# [TUGAS ANDA]
- 1) Jawab pertanyaan berikut berdasarkan berita tentang program RICH.
(a) Siapa yang menjabat sebagai Camat Pakal?
(b) Berapa rentang usia anak yang menjadi sasaran program ini?
(c) Konsep belajar apa yang diusung RICH?
- 2) Dari berita tentang program RICH, daftarkan semua jenjang dan kelas sekolah yang disebut sebagai sasaran peserta.
- 3) Tentukan apakah tiap pernyataan berikut sesuai dengan berita tentang program RICH. Jawab ya atau tidak, lalu kutip kata-kata penentunya dari berita itu.
(a) Program RICH dijalankan bersama Bunda PAUD Kecamatan Pakal.
(b) Peserta belajar aktif selama satu tahun penuh tanpa masa libur.
(c) Materi program berfokus pada tata bahasa Inggris tingkat lanjut.

# [TEKS BACAAN]
»»

Surabaya, Jatimmandiri.id – Inovasi pendidikan kembali hadir dari Kecamatan Pakal, Kota Surabaya. Program bertajuk Rumah Inggris Ceria dan Hebat (RICH) yang menyediakan pembelajaran Bahasa Inggris gratis bagi anak usia dini langsung disambut antusias oleh masyarakat.
Program hasil kolaborasi dengan Bunda PAUD Kecamatan Pakal ini menjadi langkah nyata dalam memperluas akses pendidikan bahasa asing sejak usia emas anak. Kehadirannya sekaligus menjawab kebutuhan masyarakat akan pembelajaran berkualitas tanpa beban biaya.
Camat Pakal, Zainuddin Fanani, menegaskan bahwa kemampuan Bahasa Inggris saat ini menjadi keterampilan penting di era digital dan globalisasi. Oleh karena itu, pihaknya berupaya menghadirkan kesempatan belajar yang merata bagi seluruh anak.
“Selama ini kursus Bahasa Inggris identik dengan biaya mahal sehingga belum menjadi prioritas sebagian orang tua. Melalui RICH, kami ingin membuktikan bahwa pembelajaran berkualitas bisa diakses secara gratis dan tetap menyenangkan bagi anak-anak,” ujar Fanani, Jumat (29/5/2026).
Program ini menyasar anak usia 4 hingga 9 tahun, mulai dari jenjang TK A, TK B, Raudhatul Athfal (RA), hingga siswa SD kelas 1 dan 2 yang berdomisili di wilayah Kecamatan Pakal. Setiap peserta akan mengikuti masa belajar selama satu tahun, dengan sekitar 10 bulan pembelajaran aktif dan dua bulan masa libur.
Berbeda dengan metode kursus konvensional, RICH mengusung konsep fun learning atau belajar sambil bermain. Materi difokuskan pada pengenalan dasar Bahasa Inggris, seperti kosakata dan keterampilan berbicara sederhana untuk membangun rasa percaya diri anak.

««

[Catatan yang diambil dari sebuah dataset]
»»

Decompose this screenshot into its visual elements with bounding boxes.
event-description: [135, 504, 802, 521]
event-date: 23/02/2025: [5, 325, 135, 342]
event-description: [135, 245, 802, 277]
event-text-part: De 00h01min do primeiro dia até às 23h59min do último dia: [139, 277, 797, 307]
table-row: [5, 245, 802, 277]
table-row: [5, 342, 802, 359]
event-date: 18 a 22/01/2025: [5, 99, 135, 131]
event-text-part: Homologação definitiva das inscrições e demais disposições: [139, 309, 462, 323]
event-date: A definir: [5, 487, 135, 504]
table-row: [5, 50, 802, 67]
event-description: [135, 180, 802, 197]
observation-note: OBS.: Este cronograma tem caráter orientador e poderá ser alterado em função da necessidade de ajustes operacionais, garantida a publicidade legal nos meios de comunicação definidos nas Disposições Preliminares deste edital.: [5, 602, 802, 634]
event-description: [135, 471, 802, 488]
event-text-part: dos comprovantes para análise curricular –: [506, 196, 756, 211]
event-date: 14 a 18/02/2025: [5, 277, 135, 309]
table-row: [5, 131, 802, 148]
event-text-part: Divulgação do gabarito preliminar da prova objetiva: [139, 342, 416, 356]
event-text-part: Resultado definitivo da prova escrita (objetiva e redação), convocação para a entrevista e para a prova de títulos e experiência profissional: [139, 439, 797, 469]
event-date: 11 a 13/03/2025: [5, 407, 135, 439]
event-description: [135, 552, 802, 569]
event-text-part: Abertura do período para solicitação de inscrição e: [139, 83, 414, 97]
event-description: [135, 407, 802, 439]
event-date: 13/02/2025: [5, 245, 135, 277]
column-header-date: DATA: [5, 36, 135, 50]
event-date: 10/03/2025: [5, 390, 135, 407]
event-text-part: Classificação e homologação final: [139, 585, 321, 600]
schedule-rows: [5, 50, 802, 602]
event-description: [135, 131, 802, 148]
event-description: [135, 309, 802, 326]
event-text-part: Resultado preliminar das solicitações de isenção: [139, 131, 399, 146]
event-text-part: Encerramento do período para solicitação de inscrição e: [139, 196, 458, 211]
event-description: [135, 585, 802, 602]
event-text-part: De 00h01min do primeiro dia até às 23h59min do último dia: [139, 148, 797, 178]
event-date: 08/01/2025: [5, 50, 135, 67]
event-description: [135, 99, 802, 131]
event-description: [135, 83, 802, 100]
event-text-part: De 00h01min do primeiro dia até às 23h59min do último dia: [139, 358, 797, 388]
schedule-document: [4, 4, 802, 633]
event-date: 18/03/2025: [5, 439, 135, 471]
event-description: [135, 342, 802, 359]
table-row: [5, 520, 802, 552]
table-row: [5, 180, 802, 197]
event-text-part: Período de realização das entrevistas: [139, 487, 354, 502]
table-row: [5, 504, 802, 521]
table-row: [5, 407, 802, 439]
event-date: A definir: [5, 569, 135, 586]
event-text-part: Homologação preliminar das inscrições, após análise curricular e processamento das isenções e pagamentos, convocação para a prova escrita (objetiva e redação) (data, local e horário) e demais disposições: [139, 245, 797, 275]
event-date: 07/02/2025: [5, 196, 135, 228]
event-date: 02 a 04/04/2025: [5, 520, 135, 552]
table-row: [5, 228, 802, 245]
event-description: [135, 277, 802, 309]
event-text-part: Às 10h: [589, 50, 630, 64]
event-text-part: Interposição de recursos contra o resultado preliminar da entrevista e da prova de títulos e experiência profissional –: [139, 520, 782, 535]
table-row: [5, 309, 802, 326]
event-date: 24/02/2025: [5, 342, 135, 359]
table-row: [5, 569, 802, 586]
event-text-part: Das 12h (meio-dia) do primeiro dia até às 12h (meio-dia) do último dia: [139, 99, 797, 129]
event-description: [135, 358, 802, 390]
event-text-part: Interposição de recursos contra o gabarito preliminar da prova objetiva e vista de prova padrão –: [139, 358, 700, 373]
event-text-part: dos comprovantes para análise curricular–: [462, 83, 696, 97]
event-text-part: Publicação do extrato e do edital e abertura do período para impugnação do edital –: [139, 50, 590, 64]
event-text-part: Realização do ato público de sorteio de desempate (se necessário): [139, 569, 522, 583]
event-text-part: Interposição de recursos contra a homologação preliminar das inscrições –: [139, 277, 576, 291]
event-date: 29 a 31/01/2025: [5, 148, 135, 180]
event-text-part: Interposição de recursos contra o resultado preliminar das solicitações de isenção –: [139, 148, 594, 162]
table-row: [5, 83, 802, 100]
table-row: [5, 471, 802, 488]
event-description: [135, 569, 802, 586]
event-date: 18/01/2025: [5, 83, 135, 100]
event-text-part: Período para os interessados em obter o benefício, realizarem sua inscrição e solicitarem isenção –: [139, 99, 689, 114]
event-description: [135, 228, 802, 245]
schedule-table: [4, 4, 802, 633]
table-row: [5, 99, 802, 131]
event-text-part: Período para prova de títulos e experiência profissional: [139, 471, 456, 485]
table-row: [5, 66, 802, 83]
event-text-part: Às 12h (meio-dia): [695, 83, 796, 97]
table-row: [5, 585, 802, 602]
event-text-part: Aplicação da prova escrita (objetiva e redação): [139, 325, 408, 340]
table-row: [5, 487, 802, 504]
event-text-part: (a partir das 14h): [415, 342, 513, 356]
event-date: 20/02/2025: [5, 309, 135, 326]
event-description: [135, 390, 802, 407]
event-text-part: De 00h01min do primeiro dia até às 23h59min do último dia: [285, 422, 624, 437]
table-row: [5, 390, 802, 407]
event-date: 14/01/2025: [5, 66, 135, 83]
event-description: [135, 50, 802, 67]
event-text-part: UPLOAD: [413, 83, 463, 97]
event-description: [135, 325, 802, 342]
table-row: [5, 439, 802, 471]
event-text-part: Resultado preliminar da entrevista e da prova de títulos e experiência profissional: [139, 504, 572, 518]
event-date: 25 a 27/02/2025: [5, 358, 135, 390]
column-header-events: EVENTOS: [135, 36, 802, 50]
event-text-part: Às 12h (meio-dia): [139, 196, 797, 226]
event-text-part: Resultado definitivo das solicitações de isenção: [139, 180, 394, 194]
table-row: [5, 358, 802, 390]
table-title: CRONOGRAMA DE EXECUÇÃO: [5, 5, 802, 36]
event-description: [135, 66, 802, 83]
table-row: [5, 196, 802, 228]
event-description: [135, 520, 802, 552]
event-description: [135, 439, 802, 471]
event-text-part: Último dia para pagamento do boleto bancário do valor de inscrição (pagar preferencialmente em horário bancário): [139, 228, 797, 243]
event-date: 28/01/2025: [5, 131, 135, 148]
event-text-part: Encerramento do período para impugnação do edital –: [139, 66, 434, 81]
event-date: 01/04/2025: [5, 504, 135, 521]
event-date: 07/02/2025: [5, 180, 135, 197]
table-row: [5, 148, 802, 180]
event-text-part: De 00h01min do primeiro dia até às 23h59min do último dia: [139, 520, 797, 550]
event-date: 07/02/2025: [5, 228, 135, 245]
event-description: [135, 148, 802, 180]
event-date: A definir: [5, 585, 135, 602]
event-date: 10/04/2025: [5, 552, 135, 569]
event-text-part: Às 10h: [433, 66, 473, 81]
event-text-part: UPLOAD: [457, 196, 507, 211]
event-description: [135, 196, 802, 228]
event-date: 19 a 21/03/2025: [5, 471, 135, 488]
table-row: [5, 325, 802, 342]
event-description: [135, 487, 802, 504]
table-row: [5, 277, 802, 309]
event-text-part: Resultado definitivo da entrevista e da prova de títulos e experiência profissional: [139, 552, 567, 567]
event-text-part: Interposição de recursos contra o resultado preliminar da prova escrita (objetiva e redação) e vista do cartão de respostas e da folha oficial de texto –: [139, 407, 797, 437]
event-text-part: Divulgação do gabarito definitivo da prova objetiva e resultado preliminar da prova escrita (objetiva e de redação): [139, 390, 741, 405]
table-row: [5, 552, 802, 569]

««

# [JAWABAN TERTULIS]
- 1)
(a) Zainuddin Fanani.
(b) 4 hingga 9 tahun.
(c) Fun learning atau belajar sambil bermain.

- 2)
- TK A
- TK B
- Raudhatul Athfal (RA)
- SD kelas 1
- SD kelas 2

- 3)
(a) Ya: "Program hasil kolaborasi dengan Bunda PAUD Kecamatan Pakal"
(b) Tidak: "dengan sekitar 10 bulan pembelajaran aktif dan dua bulan masa libur"
(c) Tidak: "Materi difokuskan pada pengenalan dasar Bahasa Inggris"